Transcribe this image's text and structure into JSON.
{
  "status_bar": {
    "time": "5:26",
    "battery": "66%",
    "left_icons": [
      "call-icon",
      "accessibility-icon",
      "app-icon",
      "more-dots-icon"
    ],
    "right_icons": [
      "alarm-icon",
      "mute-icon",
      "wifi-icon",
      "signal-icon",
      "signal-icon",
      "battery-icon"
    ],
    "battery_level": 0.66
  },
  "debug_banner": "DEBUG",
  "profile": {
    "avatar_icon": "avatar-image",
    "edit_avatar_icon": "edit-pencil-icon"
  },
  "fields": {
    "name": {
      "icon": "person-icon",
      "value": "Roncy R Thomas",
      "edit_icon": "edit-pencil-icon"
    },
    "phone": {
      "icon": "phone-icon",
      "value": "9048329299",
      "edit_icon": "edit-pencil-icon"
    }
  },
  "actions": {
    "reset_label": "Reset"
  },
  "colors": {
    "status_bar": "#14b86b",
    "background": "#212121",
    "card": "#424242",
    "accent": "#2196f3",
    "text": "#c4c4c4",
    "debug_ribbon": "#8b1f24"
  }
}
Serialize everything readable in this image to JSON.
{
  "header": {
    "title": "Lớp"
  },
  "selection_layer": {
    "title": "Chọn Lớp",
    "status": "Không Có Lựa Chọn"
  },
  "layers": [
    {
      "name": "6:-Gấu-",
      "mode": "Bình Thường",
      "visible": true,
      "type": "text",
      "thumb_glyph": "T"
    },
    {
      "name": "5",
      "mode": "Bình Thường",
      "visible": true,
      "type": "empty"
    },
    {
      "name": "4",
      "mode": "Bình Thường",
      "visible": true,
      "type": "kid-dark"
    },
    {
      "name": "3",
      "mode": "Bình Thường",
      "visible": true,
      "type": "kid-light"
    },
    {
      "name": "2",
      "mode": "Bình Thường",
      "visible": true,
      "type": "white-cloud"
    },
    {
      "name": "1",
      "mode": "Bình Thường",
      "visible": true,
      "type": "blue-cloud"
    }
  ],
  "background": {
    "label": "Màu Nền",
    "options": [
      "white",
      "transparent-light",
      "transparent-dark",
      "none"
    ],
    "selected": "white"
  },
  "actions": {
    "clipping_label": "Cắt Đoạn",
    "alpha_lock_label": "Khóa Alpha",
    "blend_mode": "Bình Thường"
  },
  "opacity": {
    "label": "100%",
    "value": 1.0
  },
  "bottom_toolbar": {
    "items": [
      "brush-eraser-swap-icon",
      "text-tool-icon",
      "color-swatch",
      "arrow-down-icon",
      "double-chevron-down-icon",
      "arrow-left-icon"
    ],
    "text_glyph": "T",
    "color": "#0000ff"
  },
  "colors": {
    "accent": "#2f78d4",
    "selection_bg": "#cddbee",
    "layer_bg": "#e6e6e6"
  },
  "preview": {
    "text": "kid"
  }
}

■ WHAT YOU SHOULD DO
In the records above, locate every line with the string "transparent" and copy it.

■ SOLUTION
      "transparent-light",
      "transparent-dark",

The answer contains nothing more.